## begin DATA SHOWN

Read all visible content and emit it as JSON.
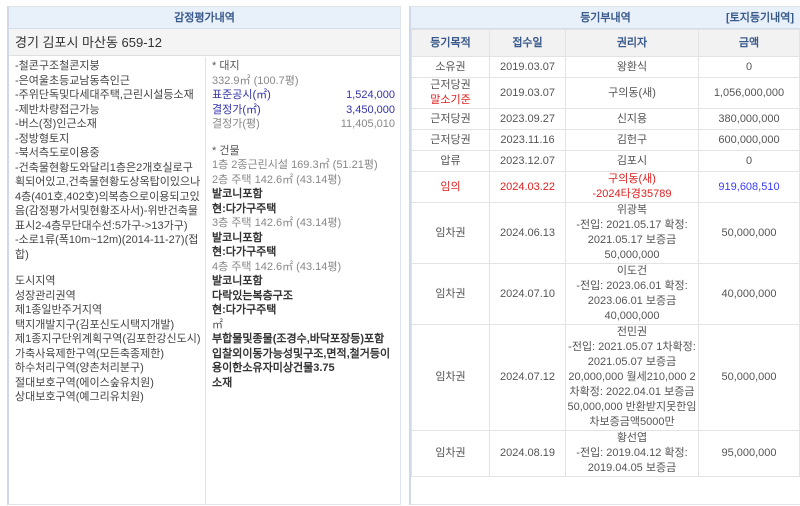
{
  "appraisal": {
    "title": "감정평가내역",
    "address": "경기 김포시 마산동 659-12",
    "notes": [
      "-철콘구조철콘지붕",
      "-은여울초등교남동측인근",
      "-주위단독및다세대주택,근린시설등소재",
      "-제반차량접근가능",
      "-버스(정)인근소재",
      "-정방형토지",
      "-북서측도로이용중",
      "-건축물현황도와달리1층은2개호실로구획되어있고,건축물현황도상옥탑이있으나4층(401호,402호)의복층으로이용되고있음(감정평가서및현황조사서)-위반건축물표시2-4층무단대수선:5가구->13가구)",
      "-소로1류(폭10m~12m)(2014-11-27)(접합)"
    ],
    "zones": [
      "도시지역",
      "성장관리권역",
      "제1종일반주거지역",
      "택지개발지구(김포신도시택지개발)",
      "제1종지구단위계획구역(김포한강신도시)",
      "가축사육제한구역(모든축종제한)",
      "하수처리구역(양촌처리분구)",
      "절대보호구역(에이스숲유치원)",
      "상대보호구역(예그리유치원)"
    ],
    "land": {
      "label": "* 대지",
      "area": "332.9㎡ (100.7평)",
      "std_label": "표준공시(㎡)",
      "std_value": "1,524,000",
      "det_label": "결정가(㎡)",
      "det_value": "3,450,000",
      "detp_label": "결정가(평)",
      "detp_value": "11,405,010"
    },
    "building": {
      "label": "* 건물",
      "floors": [
        {
          "desc": "1층 2종근린시설 169.3㎡ (51.21평)",
          "notes": []
        },
        {
          "desc": "2층 주택 142.6㎡ (43.14평)",
          "notes": [
            "발코니포함",
            "현:다가구주택"
          ]
        },
        {
          "desc": "3층 주택 142.6㎡ (43.14평)",
          "notes": [
            "발코니포함",
            "현:다가구주택"
          ]
        },
        {
          "desc": "4층 주택 142.6㎡ (43.14평)",
          "notes": [
            "발코니포함",
            "다락있는복층구조",
            "현:다가구주택"
          ]
        }
      ],
      "unit": "㎡",
      "extra": [
        "부합물및종물(조경수,바닥포장등)포함",
        "입찰외이동가능성및구조,면적,철거등이용이한소유자미상건물3.75",
        "소재"
      ]
    }
  },
  "registry": {
    "title": "등기부내역",
    "land_link": "[토지등기내역]",
    "columns": [
      "등기목적",
      "접수일",
      "권리자",
      "금액"
    ],
    "rows": [
      {
        "type": "소유권",
        "date": "2019.03.07",
        "holder": "왕환식",
        "amount": "0"
      },
      {
        "type": "근저당권",
        "type_note": "말소기준",
        "date": "2019.03.07",
        "holder": "구의동(새)",
        "amount": "1,056,000,000"
      },
      {
        "type": "근저당권",
        "date": "2023.09.27",
        "holder": "신지용",
        "amount": "380,000,000"
      },
      {
        "type": "근저당권",
        "date": "2023.11.16",
        "holder": "김헌구",
        "amount": "600,000,000"
      },
      {
        "type": "압류",
        "date": "2023.12.07",
        "holder": "김포시",
        "amount": "0"
      },
      {
        "type": "임의",
        "date": "2024.03.22",
        "holder": "구의동(새)",
        "holder_detail": "-2024타경35789",
        "amount": "919,608,510",
        "highlight": true
      },
      {
        "type": "임차권",
        "date": "2024.06.13",
        "holder": "위광복",
        "holder_detail": "-전입: 2021.05.17 확정: 2021.05.17 보증금 50,000,000",
        "amount": "50,000,000"
      },
      {
        "type": "임차권",
        "date": "2024.07.10",
        "holder": "이도건",
        "holder_detail": "-전입: 2023.06.01 확정: 2023.06.01 보증금 40,000,000",
        "amount": "40,000,000"
      },
      {
        "type": "임차권",
        "date": "2024.07.12",
        "holder": "전민권",
        "holder_detail": "-전입: 2021.05.07 1차확정: 2021.05.07 보증금 20,000,000 월세210,000 2차확정: 2022.04.01 보증금50,000,000 반환받지못한임차보증금액5000만",
        "amount": "50,000,000"
      },
      {
        "type": "임차권",
        "date": "2024.08.19",
        "holder": "황선엽",
        "holder_detail": "-전입: 2019.04.12 확정: 2019.04.05 보증금",
        "amount": "95,000,000"
      }
    ]
  },
  "colors": {
    "header_bg": "#e8f0fa",
    "header_text": "#3a5a8c",
    "red": "#e02020",
    "blue": "#3a3aff"
  }
}
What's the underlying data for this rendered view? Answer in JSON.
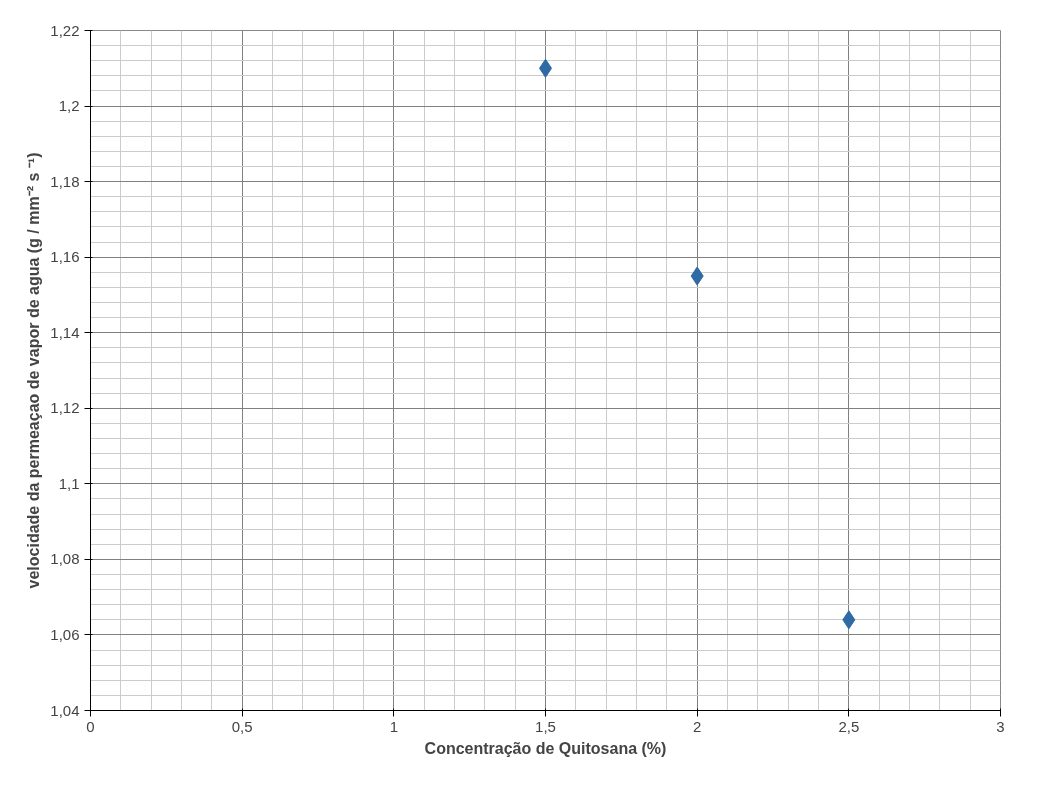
{
  "chart_data": {
    "type": "scatter",
    "xlabel": "Concentração de Quitosana (%)",
    "ylabel": "velocidade da permeaçao de vapor de agua (g / mm⁻² s ⁻¹)",
    "x": [
      1.5,
      2,
      2.5
    ],
    "series": [
      {
        "color": "#2e6aa3",
        "values": [
          1.21,
          1.155,
          1.064
        ]
      }
    ],
    "xlim": [
      0,
      3
    ],
    "xticks": [
      0,
      {
        "value": 0.5,
        "label": "0,5"
      },
      1,
      {
        "value": 1.5,
        "label": "1,5"
      },
      2,
      {
        "value": 2.5,
        "label": "2,5"
      },
      3
    ],
    "ylim": [
      1.04,
      1.22
    ],
    "yticks": [
      {
        "value": 1.04,
        "label": "1,04"
      },
      {
        "value": 1.06,
        "label": "1,06"
      },
      {
        "value": 1.08,
        "label": "1,08"
      },
      {
        "value": 1.1,
        "label": "1,1"
      },
      {
        "value": 1.12,
        "label": "1,12"
      },
      {
        "value": 1.14,
        "label": "1,14"
      },
      {
        "value": 1.16,
        "label": "1,16"
      },
      {
        "value": 1.18,
        "label": "1,18"
      },
      {
        "value": 1.2,
        "label": "1,2"
      },
      {
        "value": 1.22,
        "label": "1,22"
      }
    ],
    "grid": true,
    "marker": "diamond"
  }
}
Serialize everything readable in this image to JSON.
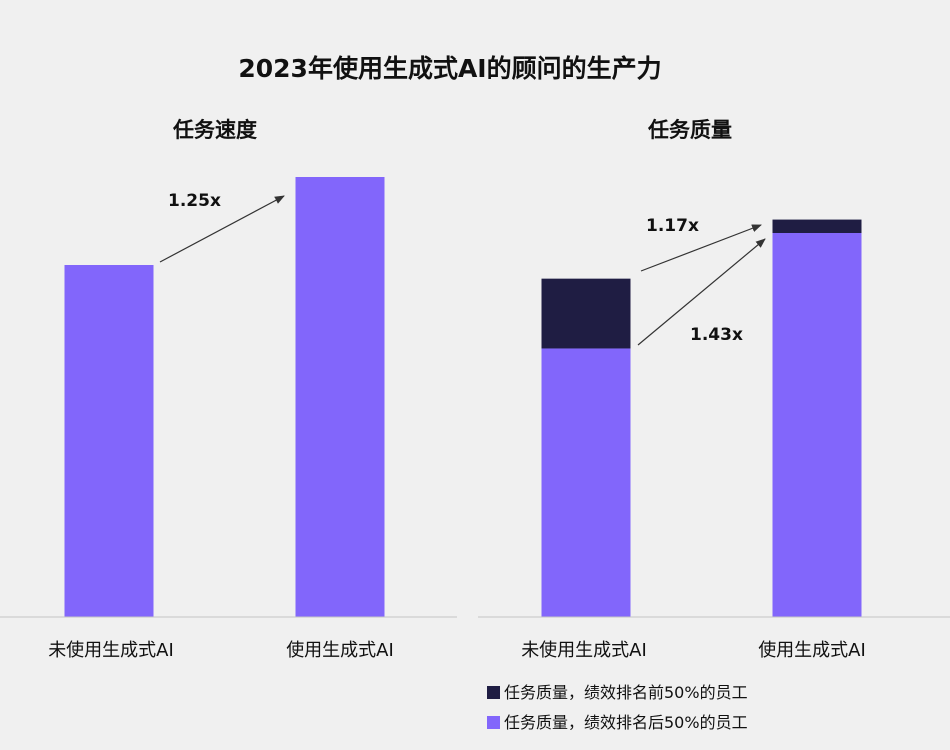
{
  "title": "2023年使用生成式AI的顾问的生产力",
  "colors": {
    "background": "#f0f0f0",
    "bar_light": "#8266fb",
    "bar_dark": "#1f1d43",
    "arrow": "#333333",
    "text": "#111111"
  },
  "chart_data": [
    {
      "type": "bar",
      "title": "任务速度",
      "categories": [
        "未使用生成式AI",
        "使用生成式AI"
      ],
      "values": [
        1.0,
        1.25
      ],
      "ylim": [
        0,
        1.25
      ],
      "annotations": [
        {
          "label": "1.25x",
          "from": "未使用生成式AI",
          "to": "使用生成式AI"
        }
      ]
    },
    {
      "type": "bar",
      "stacked": true,
      "title": "任务质量",
      "categories": [
        "未使用生成式AI",
        "使用生成式AI"
      ],
      "series": [
        {
          "name": "任务质量，绩效排名后50%的员工",
          "color": "#8266fb",
          "values": [
            1.0,
            1.43
          ]
        },
        {
          "name": "任务质量，绩效排名前50%的员工",
          "color": "#1f1d43",
          "values": [
            0.26,
            0.05
          ]
        }
      ],
      "ylim": [
        0,
        1.48
      ],
      "annotations": [
        {
          "label": "1.17x",
          "target": "top-performers"
        },
        {
          "label": "1.43x",
          "target": "bottom-performers"
        }
      ],
      "legend": {
        "position": "bottom",
        "items": [
          {
            "label": "任务质量，绩效排名前50%的员工",
            "color": "#1f1d43"
          },
          {
            "label": "任务质量，绩效排名后50%的员工",
            "color": "#8266fb"
          }
        ]
      }
    }
  ]
}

## end DATA SHOWN

> SET TASK
Print the full listing exactly, dropping the pictures.

> SOLUTION FOR THIS EXERCISE
Read all visible content and emit it as JSON.
{
  "appraisal": {
    "title": "감정평가내역",
    "address": "경기 김포시 마산동 659-12",
    "notes": [
      "-철콘구조철콘지붕",
      "-은여울초등교남동측인근",
      "-주위단독및다세대주택,근린시설등소재",
      "-제반차량접근가능",
      "-버스(정)인근소재",
      "-정방형토지",
      "-북서측도로이용중",
      "-건축물현황도와달리1층은2개호실로구획되어있고,건축물현황도상옥탑이있으나4층(401호,402호)의복층으로이용되고있음(감정평가서및현황조사서)-위반건축물표시2-4층무단대수선:5가구->13가구)",
      "-소로1류(폭10m~12m)(2014-11-27)(접합)"
    ],
    "zones": [
      "도시지역",
      "성장관리권역",
      "제1종일반주거지역",
      "택지개발지구(김포신도시택지개발)",
      "제1종지구단위계획구역(김포한강신도시)",
      "가축사육제한구역(모든축종제한)",
      "하수처리구역(양촌처리분구)",
      "절대보호구역(에이스숲유치원)",
      "상대보호구역(예그리유치원)"
    ],
    "land": {
      "label": "* 대지",
      "area": "332.9㎡ (100.7평)",
      "std_label": "표준공시(㎡)",
      "std_value": "1,524,000",
      "det_label": "결정가(㎡)",
      "det_value": "3,450,000",
      "detp_label": "결정가(평)",
      "detp_value": "11,405,010"
    },
    "building": {
      "label": "* 건물",
      "floors": [
        {
          "desc": "1층 2종근린시설 169.3㎡ (51.21평)",
          "notes": []
        },
        {
          "desc": "2층 주택 142.6㎡ (43.14평)",
          "notes": [
            "발코니포함",
            "현:다가구주택"
          ]
        },
        {
          "desc": "3층 주택 142.6㎡ (43.14평)",
          "notes": [
            "발코니포함",
            "현:다가구주택"
          ]
        },
        {
          "desc": "4층 주택 142.6㎡ (43.14평)",
          "notes": [
            "발코니포함",
            "다락있는복층구조",
            "현:다가구주택"
          ]
        }
      ],
      "unit": "㎡",
      "extra": [
        "부합물및종물(조경수,바닥포장등)포함",
        "입찰외이동가능성및구조,면적,철거등이용이한소유자미상건물3.75",
        "소재"
      ]
    }
  },
  "registry": {
    "title": "등기부내역",
    "land_link": "[토지등기내역]",
    "columns": [
      "등기목적",
      "접수일",
      "권리자",
      "금액"
    ],
    "rows": [
      {
        "type": "소유권",
        "date": "2019.03.07",
        "holder": "왕환식",
        "amount": "0"
      },
      {
        "type": "근저당권",
        "type_note": "말소기준",
        "date": "2019.03.07",
        "holder": "구의동(새)",
        "amount": "1,056,000,000"
      },
      {
        "type": "근저당권",
        "date": "2023.09.27",
        "holder": "신지용",
        "amount": "380,000,000"
      },
      {
        "type": "근저당권",
        "date": "2023.11.16",
        "holder": "김헌구",
        "amount": "600,000,000"
      },
      {
        "type": "압류",
        "date": "2023.12.07",
        "holder": "김포시",
        "amount": "0"
      },
      {
        "type": "임의",
        "date": "2024.03.22",
        "holder": "구의동(새)",
        "holder_detail": "-2024타경35789",
        "amount": "919,608,510",
        "highlight": true
      },
      {
        "type": "임차권",
        "date": "2024.06.13",
        "holder": "위광복",
        "holder_detail": "-전입: 2021.05.17 확정: 2021.05.17 보증금 50,000,000",
        "amount": "50,000,000"
      },
      {
        "type": "임차권",
        "date": "2024.07.10",
        "holder": "이도건",
        "holder_detail": "-전입: 2023.06.01 확정: 2023.06.01 보증금 40,000,000",
        "amount": "40,000,000"
      },
      {
        "type": "임차권",
        "date": "2024.07.12",
        "holder": "전민권",
        "holder_detail": "-전입: 2021.05.07 1차확정: 2021.05.07 보증금 20,000,000 월세210,000 2차확정: 2022.04.01 보증금50,000,000 반환받지못한임차보증금액5000만",
        "amount": "50,000,000"
      },
      {
        "type": "임차권",
        "date": "2024.08.19",
        "holder": "황선엽",
        "holder_detail": "-전입: 2019.04.12 확정: 2019.04.05 보증금",
        "amount": "95,000,000"
      }
    ]
  },
  "colors": {
    "header_bg": "#e8f0fa",
    "header_text": "#3a5a8c",
    "red": "#e02020",
    "blue": "#3a3aff"
  }
}
What's the underlying data for this rendered view? Answer in JSON.
{
  "chart_data": {
    "type": "scatter",
    "xlabel": "Concentração de Quitosana (%)",
    "ylabel": "velocidade da permeaçao de vapor de agua (g / mm⁻² s ⁻¹)",
    "x": [
      1.5,
      2,
      2.5
    ],
    "series": [
      {
        "color": "#2e6aa3",
        "values": [
          1.21,
          1.155,
          1.064
        ]
      }
    ],
    "xlim": [
      0,
      3
    ],
    "xticks": [
      0,
      {
        "value": 0.5,
        "label": "0,5"
      },
      1,
      {
        "value": 1.5,
        "label": "1,5"
      },
      2,
      {
        "value": 2.5,
        "label": "2,5"
      },
      3
    ],
    "ylim": [
      1.04,
      1.22
    ],
    "yticks": [
      {
        "value": 1.04,
        "label": "1,04"
      },
      {
        "value": 1.06,
        "label": "1,06"
      },
      {
        "value": 1.08,
        "label": "1,08"
      },
      {
        "value": 1.1,
        "label": "1,1"
      },
      {
        "value": 1.12,
        "label": "1,12"
      },
      {
        "value": 1.14,
        "label": "1,14"
      },
      {
        "value": 1.16,
        "label": "1,16"
      },
      {
        "value": 1.18,
        "label": "1,18"
      },
      {
        "value": 1.2,
        "label": "1,2"
      },
      {
        "value": 1.22,
        "label": "1,22"
      }
    ],
    "grid": true,
    "marker": "diamond"
  }
}
Serialize everything readable in this image to JSON.
{
  "title": "2023年使用生成式AI的顾问的生产力",
  "colors": {
    "background": "#f0f0f0",
    "bar_light": "#8266fb",
    "bar_dark": "#1f1d43",
    "arrow": "#333333",
    "text": "#111111"
  },
  "chart_data": [
    {
      "type": "bar",
      "title": "任务速度",
      "categories": [
        "未使用生成式AI",
        "使用生成式AI"
      ],
      "values": [
        1.0,
        1.25
      ],
      "ylim": [
        0,
        1.25
      ],
      "annotations": [
        {
          "label": "1.25x",
          "from": "未使用生成式AI",
          "to": "使用生成式AI"
        }
      ]
    },
    {
      "type": "bar",
      "stacked": true,
      "title": "任务质量",
      "categories": [
        "未使用生成式AI",
        "使用生成式AI"
      ],
      "series": [
        {
          "name": "任务质量，绩效排名后50%的员工",
          "color": "#8266fb",
          "values": [
            1.0,
            1.43
          ]
        },
        {
          "name": "任务质量，绩效排名前50%的员工",
          "color": "#1f1d43",
          "values": [
            0.26,
            0.05
          ]
        }
      ],
      "ylim": [
        0,
        1.48
      ],
      "annotations": [
        {
          "label": "1.17x",
          "target": "top-performers"
        },
        {
          "label": "1.43x",
          "target": "bottom-performers"
        }
      ],
      "legend": {
        "position": "bottom",
        "items": [
          {
            "label": "任务质量，绩效排名前50%的员工",
            "color": "#1f1d43"
          },
          {
            "label": "任务质量，绩效排名后50%的员工",
            "color": "#8266fb"
          }
        ]
      }
    }
  ]
}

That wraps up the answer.